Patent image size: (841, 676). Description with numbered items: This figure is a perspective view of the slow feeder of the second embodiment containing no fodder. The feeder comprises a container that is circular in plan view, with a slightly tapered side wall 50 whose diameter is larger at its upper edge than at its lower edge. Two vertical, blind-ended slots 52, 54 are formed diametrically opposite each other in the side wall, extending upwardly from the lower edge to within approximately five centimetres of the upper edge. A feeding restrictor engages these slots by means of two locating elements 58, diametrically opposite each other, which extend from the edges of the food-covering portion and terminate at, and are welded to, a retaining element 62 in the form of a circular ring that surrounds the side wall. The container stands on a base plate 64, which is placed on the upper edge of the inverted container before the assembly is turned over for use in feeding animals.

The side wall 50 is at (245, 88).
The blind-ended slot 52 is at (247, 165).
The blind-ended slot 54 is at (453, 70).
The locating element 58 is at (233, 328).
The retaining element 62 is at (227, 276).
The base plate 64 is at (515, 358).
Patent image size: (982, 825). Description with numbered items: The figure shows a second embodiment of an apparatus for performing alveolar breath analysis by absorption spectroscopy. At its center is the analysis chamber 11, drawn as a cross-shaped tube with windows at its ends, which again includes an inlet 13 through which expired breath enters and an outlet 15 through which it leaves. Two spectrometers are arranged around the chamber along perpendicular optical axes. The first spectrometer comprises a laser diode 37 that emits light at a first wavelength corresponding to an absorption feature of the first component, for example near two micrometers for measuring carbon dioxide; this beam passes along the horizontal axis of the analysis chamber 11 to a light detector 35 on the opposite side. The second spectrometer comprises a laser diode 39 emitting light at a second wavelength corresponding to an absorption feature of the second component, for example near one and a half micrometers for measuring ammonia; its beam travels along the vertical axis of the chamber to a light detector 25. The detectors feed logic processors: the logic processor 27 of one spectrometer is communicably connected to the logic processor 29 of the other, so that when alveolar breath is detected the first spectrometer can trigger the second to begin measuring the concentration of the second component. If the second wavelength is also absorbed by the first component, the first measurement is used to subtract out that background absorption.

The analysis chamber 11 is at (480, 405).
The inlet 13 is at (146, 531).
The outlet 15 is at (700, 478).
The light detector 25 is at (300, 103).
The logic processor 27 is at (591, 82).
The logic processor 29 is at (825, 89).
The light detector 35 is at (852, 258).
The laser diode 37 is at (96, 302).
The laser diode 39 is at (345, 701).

▬▬▬

Output the part of the records that opens with the line containing "Patent image size: (982, 825)." and closes with the end of the records, keeping every line unchanged.

* [Result for this exercise]
Patent image size: (982, 825). Description with numbered items: The figure shows a second embodiment of an apparatus for performing alveolar breath analysis by absorption spectroscopy. At its center is the analysis chamber 11, drawn as a cross-shaped tube with windows at its ends, which again includes an inlet 13 through which expired breath enters and an outlet 15 through which it leaves. Two spectrometers are arranged around the chamber along perpendicular optical axes. The first spectrometer comprises a laser diode 37 that emits light at a first wavelength corresponding to an absorption feature of the first component, for example near two micrometers for measuring carbon dioxide; this beam passes along the horizontal axis of the analysis chamber 11 to a light detector 35 on the opposite side. The second spectrometer comprises a laser diode 39 emitting light at a second wavelength corresponding to an absorption feature of the second component, for example near one and a half micrometers for measuring ammonia; its beam travels along the vertical axis of the chamber to a light detector 25. The detectors feed logic processors: the logic processor 27 of one spectrometer is communicably connected to the logic processor 29 of the other, so that when alveolar breath is detected the first spectrometer can trigger the second to begin measuring the concentration of the second component. If the second wavelength is also absorbed by the first component, the first measurement is used to subtract out that background absorption.

The analysis chamber 11 is at (480, 405).
The inlet 13 is at (146, 531).
The outlet 15 is at (700, 478).
The light detector 25 is at (300, 103).
The logic processor 27 is at (591, 82).
The logic processor 29 is at (825, 89).
The light detector 35 is at (852, 258).
The laser diode 37 is at (96, 302).
The laser diode 39 is at (345, 701).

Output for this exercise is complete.